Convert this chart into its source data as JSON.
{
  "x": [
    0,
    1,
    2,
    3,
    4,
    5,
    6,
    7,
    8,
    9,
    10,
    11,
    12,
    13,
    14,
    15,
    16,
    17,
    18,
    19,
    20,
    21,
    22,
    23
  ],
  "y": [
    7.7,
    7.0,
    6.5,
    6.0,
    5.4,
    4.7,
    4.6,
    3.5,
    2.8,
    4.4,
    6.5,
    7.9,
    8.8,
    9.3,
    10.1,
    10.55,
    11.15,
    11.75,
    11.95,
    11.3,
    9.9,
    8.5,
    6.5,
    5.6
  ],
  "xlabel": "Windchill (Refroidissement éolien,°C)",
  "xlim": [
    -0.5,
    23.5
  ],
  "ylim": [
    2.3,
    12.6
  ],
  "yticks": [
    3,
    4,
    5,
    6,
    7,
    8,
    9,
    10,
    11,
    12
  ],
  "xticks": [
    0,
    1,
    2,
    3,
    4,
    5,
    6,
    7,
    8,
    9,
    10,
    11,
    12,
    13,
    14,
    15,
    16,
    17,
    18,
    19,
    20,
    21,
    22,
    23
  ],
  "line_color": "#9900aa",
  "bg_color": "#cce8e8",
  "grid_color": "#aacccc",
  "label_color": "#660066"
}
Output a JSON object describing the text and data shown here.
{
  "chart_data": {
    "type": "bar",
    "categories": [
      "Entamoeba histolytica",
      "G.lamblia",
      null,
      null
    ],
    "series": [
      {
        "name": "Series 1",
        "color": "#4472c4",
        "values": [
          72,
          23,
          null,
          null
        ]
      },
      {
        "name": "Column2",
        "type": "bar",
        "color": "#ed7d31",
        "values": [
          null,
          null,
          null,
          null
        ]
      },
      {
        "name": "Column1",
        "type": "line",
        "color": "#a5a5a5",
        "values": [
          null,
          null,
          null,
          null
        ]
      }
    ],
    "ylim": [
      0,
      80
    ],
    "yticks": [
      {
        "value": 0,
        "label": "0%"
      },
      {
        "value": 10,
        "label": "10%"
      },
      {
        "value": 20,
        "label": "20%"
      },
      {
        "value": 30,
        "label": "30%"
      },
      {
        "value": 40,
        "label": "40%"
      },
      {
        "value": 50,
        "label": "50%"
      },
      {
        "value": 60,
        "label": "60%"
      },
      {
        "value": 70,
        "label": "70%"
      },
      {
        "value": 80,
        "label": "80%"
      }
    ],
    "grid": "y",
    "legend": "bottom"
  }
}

============================================================

_EXERCISE:_
Look through the data and show every line containing "JSON".

_PROBLEM SOLUTION:_
Convert this chart into its source data as JSON.
Output a JSON object describing the text and data shown here.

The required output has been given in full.